## begin

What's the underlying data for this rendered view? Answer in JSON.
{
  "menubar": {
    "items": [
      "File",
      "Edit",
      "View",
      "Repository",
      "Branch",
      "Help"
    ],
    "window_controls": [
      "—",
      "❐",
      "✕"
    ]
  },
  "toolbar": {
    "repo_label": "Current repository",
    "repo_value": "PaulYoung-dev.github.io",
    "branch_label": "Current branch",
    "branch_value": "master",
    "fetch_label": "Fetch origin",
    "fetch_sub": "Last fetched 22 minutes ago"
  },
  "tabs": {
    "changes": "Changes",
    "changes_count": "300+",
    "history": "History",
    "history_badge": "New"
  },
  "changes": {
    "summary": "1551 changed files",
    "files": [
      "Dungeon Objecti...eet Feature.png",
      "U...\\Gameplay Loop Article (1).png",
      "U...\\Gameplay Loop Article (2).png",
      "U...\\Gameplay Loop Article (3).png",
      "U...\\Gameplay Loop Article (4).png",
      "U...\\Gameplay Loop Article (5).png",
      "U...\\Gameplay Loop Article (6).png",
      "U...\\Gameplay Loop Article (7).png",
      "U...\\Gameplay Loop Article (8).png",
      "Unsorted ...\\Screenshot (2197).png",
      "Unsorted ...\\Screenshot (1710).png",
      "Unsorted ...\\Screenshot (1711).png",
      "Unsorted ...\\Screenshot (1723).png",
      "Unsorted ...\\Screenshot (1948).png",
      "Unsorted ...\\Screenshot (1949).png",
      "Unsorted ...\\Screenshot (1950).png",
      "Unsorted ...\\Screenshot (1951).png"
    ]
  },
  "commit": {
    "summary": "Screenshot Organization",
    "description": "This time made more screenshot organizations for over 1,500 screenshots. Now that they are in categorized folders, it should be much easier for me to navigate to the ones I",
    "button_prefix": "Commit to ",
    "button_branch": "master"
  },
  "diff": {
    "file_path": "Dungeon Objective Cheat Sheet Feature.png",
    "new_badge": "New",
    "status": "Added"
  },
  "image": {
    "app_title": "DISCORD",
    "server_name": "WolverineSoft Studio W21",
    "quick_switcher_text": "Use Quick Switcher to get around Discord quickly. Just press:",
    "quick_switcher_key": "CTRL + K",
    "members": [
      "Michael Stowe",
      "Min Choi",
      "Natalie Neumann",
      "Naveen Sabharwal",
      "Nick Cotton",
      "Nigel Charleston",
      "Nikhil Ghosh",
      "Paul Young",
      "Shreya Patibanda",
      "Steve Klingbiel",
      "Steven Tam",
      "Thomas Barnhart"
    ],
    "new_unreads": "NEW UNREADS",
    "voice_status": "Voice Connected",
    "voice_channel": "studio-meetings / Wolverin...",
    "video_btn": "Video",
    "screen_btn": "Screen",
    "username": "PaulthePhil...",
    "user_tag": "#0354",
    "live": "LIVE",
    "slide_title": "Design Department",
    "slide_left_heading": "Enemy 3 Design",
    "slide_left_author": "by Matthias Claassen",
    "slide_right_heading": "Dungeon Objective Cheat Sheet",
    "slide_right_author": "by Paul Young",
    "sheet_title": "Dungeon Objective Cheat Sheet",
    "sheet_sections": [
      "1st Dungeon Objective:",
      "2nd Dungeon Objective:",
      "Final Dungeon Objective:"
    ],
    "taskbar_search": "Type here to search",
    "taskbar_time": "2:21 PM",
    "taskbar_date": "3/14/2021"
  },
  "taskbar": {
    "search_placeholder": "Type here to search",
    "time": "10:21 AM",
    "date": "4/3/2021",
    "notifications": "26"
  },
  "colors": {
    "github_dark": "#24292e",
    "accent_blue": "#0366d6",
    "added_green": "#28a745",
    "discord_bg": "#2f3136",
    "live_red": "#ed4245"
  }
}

## end

## Goal of the exercise
Repeat the records exactly, including every line.

## Answer to the exercise
What's the underlying data for this rendered view? Answer in JSON.
{
  "menubar": {
    "items": [
      "File",
      "Edit",
      "View",
      "Repository",
      "Branch",
      "Help"
    ],
    "window_controls": [
      "—",
      "❐",
      "✕"
    ]
  },
  "toolbar": {
    "repo_label": "Current repository",
    "repo_value": "PaulYoung-dev.github.io",
    "branch_label": "Current branch",
    "branch_value": "master",
    "fetch_label": "Fetch origin",
    "fetch_sub": "Last fetched 22 minutes ago"
  },
  "tabs": {
    "changes": "Changes",
    "changes_count": "300+",
    "history": "History",
    "history_badge": "New"
  },
  "changes": {
    "summary": "1551 changed files",
    "files": [
      "Dungeon Objecti...eet Feature.png",
      "U...\\Gameplay Loop Article (1).png",
      "U...\\Gameplay Loop Article (2).png",
      "U...\\Gameplay Loop Article (3).png",
      "U...\\Gameplay Loop Article (4).png",
      "U...\\Gameplay Loop Article (5).png",
      "U...\\Gameplay Loop Article (6).png",
      "U...\\Gameplay Loop Article (7).png",
      "U...\\Gameplay Loop Article (8).png",
      "Unsorted ...\\Screenshot (2197).png",
      "Unsorted ...\\Screenshot (1710).png",
      "Unsorted ...\\Screenshot (1711).png",
      "Unsorted ...\\Screenshot (1723).png",
      "Unsorted ...\\Screenshot (1948).png",
      "Unsorted ...\\Screenshot (1949).png",
      "Unsorted ...\\Screenshot (1950).png",
      "Unsorted ...\\Screenshot (1951).png"
    ]
  },
  "commit": {
    "summary": "Screenshot Organization",
    "description": "This time made more screenshot organizations for over 1,500 screenshots. Now that they are in categorized folders, it should be much easier for me to navigate to the ones I",
    "button_prefix": "Commit to ",
    "button_branch": "master"
  },
  "diff": {
    "file_path": "Dungeon Objective Cheat Sheet Feature.png",
    "new_badge": "New",
    "status": "Added"
  },
  "image": {
    "app_title": "DISCORD",
    "server_name": "WolverineSoft Studio W21",
    "quick_switcher_text": "Use Quick Switcher to get around Discord quickly. Just press:",
    "quick_switcher_key": "CTRL + K",
    "members": [
      "Michael Stowe",
      "Min Choi",
      "Natalie Neumann",
      "Naveen Sabharwal",
      "Nick Cotton",
      "Nigel Charleston",
      "Nikhil Ghosh",
      "Paul Young",
      "Shreya Patibanda",
      "Steve Klingbiel",
      "Steven Tam",
      "Thomas Barnhart"
    ],
    "new_unreads": "NEW UNREADS",
    "voice_status": "Voice Connected",
    "voice_channel": "studio-meetings / Wolverin...",
    "video_btn": "Video",
    "screen_btn": "Screen",
    "username": "PaulthePhil...",
    "user_tag": "#0354",
    "live": "LIVE",
    "slide_title": "Design Department",
    "slide_left_heading": "Enemy 3 Design",
    "slide_left_author": "by Matthias Claassen",
    "slide_right_heading": "Dungeon Objective Cheat Sheet",
    "slide_right_author": "by Paul Young",
    "sheet_title": "Dungeon Objective Cheat Sheet",
    "sheet_sections": [
      "1st Dungeon Objective:",
      "2nd Dungeon Objective:",
      "Final Dungeon Objective:"
    ],
    "taskbar_search": "Type here to search",
    "taskbar_time": "2:21 PM",
    "taskbar_date": "3/14/2021"
  },
  "taskbar": {
    "search_placeholder": "Type here to search",
    "time": "10:21 AM",
    "date": "4/3/2021",
    "notifications": "26"
  },
  "colors": {
    "github_dark": "#24292e",
    "accent_blue": "#0366d6",
    "added_green": "#28a745",
    "discord_bg": "#2f3136",
    "live_red": "#ed4245"
  }
}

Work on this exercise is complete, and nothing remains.